— START OF DATA FOR PROCESSING —

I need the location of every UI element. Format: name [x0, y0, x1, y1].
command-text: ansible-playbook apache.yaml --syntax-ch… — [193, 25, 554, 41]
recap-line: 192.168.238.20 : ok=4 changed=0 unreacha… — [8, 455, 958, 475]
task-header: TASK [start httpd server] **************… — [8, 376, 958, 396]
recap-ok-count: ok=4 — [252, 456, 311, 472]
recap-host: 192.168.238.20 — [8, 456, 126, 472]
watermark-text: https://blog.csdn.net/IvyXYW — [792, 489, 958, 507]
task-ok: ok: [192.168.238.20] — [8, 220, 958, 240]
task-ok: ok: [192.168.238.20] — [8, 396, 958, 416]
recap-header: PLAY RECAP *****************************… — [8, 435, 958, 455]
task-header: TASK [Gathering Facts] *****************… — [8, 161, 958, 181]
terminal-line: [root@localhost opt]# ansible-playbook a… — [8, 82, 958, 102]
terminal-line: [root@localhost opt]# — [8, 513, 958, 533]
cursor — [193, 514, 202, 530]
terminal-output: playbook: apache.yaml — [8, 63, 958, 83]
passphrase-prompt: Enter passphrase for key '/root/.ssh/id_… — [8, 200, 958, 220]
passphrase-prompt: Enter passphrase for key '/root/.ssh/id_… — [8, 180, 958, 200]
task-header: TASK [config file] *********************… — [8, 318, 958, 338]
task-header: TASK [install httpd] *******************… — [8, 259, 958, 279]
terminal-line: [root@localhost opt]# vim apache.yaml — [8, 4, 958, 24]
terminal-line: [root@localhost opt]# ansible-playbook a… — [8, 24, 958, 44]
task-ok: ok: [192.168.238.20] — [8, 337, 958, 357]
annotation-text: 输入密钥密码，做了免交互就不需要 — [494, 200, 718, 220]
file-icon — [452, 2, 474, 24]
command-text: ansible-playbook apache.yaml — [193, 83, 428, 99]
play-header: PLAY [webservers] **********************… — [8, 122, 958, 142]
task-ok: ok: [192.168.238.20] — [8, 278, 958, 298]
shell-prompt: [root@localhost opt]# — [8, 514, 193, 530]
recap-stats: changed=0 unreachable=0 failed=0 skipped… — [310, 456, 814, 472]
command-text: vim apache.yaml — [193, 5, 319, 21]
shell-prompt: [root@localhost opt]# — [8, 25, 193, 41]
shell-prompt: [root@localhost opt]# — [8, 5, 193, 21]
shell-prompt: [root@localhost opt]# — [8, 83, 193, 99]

— END OF DATA FOR PROCESSING —

• WHAT IS REQUIRED: Copy out every line of the entries above without any changes.

• SOLUTION:
I need the location of every UI element. Format: name [x0, y0, x1, y1].
command-text: ansible-playbook apache.yaml --syntax-ch… — [193, 25, 554, 41]
recap-line: 192.168.238.20 : ok=4 changed=0 unreacha… — [8, 455, 958, 475]
task-header: TASK [start httpd server] **************… — [8, 376, 958, 396]
recap-ok-count: ok=4 — [252, 456, 311, 472]
recap-host: 192.168.238.20 — [8, 456, 126, 472]
watermark-text: https://blog.csdn.net/IvyXYW — [792, 489, 958, 507]
task-ok: ok: [192.168.238.20] — [8, 220, 958, 240]
task-ok: ok: [192.168.238.20] — [8, 396, 958, 416]
recap-header: PLAY RECAP *****************************… — [8, 435, 958, 455]
task-header: TASK [Gathering Facts] *****************… — [8, 161, 958, 181]
terminal-line: [root@localhost opt]# ansible-playbook a… — [8, 82, 958, 102]
terminal-line: [root@localhost opt]# — [8, 513, 958, 533]
cursor — [193, 514, 202, 530]
terminal-output: playbook: apache.yaml — [8, 63, 958, 83]
passphrase-prompt: Enter passphrase for key '/root/.ssh/id_… — [8, 200, 958, 220]
passphrase-prompt: Enter passphrase for key '/root/.ssh/id_… — [8, 180, 958, 200]
task-header: TASK [config file] *********************… — [8, 318, 958, 338]
task-header: TASK [install httpd] *******************… — [8, 259, 958, 279]
terminal-line: [root@localhost opt]# vim apache.yaml — [8, 4, 958, 24]
terminal-line: [root@localhost opt]# ansible-playbook a… — [8, 24, 958, 44]
task-ok: ok: [192.168.238.20] — [8, 337, 958, 357]
annotation-text: 输入密钥密码，做了免交互就不需要 — [494, 200, 718, 220]
file-icon — [452, 2, 474, 24]
command-text: ansible-playbook apache.yaml — [193, 83, 428, 99]
play-header: PLAY [webservers] **********************… — [8, 122, 958, 142]
task-ok: ok: [192.168.238.20] — [8, 278, 958, 298]
shell-prompt: [root@localhost opt]# — [8, 514, 193, 530]
recap-stats: changed=0 unreachable=0 failed=0 skipped… — [310, 456, 814, 472]
command-text: vim apache.yaml — [193, 5, 319, 21]
shell-prompt: [root@localhost opt]# — [8, 25, 193, 41]
shell-prompt: [root@localhost opt]# — [8, 5, 193, 21]
shell-prompt: [root@localhost opt]# — [8, 83, 193, 99]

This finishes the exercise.